Qué se pide —
Extrae, sin cambiar nada, las entradas que van desde la primera hasta la que contiene "x-tick-label: 1945 xyxy=(726,871,764,907)", ambas incluidas.

Datos proporcionados —

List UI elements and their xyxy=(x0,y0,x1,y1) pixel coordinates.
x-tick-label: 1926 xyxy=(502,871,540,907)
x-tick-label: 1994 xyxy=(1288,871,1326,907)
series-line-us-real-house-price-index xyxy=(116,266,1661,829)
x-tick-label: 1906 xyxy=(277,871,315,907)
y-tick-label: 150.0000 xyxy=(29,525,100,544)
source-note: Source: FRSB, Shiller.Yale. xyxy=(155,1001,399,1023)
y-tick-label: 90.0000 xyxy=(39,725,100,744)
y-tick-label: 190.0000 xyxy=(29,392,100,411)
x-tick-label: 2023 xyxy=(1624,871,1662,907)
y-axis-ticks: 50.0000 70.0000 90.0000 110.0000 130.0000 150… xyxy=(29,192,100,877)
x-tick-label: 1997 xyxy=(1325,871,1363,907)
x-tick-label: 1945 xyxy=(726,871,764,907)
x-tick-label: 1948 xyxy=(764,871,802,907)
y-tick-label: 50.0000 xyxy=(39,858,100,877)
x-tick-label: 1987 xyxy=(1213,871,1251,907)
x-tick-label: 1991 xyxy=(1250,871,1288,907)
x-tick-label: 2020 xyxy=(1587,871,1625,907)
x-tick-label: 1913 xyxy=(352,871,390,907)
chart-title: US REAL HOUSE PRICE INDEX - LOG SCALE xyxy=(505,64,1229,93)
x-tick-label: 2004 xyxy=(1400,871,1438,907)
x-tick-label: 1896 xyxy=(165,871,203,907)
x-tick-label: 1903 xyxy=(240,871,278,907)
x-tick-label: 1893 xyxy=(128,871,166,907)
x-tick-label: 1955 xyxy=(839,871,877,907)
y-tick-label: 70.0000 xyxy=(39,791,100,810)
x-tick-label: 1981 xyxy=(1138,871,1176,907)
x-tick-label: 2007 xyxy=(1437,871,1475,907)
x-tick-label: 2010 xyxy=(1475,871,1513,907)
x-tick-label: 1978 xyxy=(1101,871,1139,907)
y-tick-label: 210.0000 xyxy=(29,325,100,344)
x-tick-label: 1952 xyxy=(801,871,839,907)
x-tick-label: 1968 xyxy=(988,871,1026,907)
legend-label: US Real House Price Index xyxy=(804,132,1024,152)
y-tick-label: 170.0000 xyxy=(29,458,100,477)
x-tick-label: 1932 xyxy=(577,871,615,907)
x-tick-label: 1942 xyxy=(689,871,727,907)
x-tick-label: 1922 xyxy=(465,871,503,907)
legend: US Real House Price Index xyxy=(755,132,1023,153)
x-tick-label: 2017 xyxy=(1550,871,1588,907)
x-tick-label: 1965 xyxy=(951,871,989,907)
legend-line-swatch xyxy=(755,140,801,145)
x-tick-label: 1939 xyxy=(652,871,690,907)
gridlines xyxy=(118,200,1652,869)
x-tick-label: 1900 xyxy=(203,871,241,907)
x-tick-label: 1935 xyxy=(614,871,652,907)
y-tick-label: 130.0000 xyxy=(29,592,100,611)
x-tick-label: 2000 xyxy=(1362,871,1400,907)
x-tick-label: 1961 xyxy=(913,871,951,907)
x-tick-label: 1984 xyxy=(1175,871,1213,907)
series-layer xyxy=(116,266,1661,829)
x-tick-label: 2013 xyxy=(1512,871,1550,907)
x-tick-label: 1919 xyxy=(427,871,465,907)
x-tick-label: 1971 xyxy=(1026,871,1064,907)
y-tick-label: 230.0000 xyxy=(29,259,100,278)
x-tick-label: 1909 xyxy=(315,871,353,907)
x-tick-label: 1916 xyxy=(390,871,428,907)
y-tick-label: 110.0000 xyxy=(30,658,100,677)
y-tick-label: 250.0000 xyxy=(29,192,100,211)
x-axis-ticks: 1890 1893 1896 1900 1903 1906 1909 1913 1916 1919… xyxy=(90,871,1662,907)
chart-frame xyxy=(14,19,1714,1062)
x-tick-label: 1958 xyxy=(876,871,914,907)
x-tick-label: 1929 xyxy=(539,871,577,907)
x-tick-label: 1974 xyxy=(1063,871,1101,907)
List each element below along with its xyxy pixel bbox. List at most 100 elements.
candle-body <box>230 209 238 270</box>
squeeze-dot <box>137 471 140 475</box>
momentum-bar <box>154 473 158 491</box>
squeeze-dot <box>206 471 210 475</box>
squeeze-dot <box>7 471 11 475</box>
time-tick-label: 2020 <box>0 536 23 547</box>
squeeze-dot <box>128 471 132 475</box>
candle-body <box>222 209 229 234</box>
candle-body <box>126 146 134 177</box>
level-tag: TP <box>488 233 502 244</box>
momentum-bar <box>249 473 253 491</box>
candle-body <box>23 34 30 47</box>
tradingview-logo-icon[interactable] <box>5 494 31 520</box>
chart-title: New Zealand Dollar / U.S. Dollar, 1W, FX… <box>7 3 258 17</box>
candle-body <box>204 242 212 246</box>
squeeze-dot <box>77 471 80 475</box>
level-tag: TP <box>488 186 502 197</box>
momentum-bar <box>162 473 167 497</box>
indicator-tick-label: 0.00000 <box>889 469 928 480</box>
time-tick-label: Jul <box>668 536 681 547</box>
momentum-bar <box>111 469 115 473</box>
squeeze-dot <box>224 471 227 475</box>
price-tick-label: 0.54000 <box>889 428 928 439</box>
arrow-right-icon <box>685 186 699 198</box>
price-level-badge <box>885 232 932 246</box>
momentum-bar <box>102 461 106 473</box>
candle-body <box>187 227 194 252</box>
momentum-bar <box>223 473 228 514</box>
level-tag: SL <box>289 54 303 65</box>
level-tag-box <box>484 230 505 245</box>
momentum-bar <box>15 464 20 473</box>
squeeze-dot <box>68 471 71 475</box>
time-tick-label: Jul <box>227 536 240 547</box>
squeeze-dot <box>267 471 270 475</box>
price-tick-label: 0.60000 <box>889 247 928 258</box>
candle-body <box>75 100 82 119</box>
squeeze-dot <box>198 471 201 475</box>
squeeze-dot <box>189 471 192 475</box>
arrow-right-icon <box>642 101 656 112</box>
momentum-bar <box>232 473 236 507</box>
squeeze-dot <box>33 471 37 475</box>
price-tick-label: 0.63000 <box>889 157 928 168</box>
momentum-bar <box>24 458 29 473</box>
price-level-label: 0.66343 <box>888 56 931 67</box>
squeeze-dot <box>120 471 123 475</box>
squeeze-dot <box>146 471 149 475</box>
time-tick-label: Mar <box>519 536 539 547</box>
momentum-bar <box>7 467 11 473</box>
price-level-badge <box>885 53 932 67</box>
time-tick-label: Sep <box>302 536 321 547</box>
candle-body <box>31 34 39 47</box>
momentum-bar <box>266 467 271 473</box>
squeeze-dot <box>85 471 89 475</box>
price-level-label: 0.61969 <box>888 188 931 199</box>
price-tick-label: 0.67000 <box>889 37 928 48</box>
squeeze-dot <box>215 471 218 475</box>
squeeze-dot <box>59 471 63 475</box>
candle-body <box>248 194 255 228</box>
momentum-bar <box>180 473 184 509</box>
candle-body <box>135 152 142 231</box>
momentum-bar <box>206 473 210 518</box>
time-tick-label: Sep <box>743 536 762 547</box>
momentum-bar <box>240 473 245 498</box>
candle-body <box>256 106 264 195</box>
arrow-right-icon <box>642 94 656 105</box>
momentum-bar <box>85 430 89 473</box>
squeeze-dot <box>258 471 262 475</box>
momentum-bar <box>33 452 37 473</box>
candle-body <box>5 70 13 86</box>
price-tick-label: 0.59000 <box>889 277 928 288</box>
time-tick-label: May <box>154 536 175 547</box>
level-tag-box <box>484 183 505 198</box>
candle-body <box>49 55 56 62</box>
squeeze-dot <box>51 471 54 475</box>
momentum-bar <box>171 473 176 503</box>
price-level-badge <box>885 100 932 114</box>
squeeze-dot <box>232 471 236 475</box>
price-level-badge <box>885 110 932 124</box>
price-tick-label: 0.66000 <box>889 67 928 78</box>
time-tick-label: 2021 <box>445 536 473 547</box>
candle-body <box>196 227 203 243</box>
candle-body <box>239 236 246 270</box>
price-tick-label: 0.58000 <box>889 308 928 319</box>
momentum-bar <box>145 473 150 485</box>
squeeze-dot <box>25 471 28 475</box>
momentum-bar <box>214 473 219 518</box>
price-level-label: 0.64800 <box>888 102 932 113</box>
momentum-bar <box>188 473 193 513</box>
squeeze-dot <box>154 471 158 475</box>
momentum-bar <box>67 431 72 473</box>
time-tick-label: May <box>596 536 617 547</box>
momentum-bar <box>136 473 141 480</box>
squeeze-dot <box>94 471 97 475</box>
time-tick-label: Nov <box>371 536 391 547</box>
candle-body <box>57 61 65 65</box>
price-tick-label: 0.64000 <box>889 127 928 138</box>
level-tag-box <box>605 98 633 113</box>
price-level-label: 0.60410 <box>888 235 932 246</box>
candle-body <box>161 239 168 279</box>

Solución —
List UI elements and their xyxy=(x0,y0,x1,y1) pixel coordinates.
x-tick-label: 1926 xyxy=(502,871,540,907)
x-tick-label: 1994 xyxy=(1288,871,1326,907)
series-line-us-real-house-price-index xyxy=(116,266,1661,829)
x-tick-label: 1906 xyxy=(277,871,315,907)
y-tick-label: 150.0000 xyxy=(29,525,100,544)
source-note: Source: FRSB, Shiller.Yale. xyxy=(155,1001,399,1023)
y-tick-label: 90.0000 xyxy=(39,725,100,744)
y-tick-label: 190.0000 xyxy=(29,392,100,411)
x-tick-label: 2023 xyxy=(1624,871,1662,907)
y-axis-ticks: 50.0000 70.0000 90.0000 110.0000 130.0000 150… xyxy=(29,192,100,877)
x-tick-label: 1997 xyxy=(1325,871,1363,907)
x-tick-label: 1945 xyxy=(726,871,764,907)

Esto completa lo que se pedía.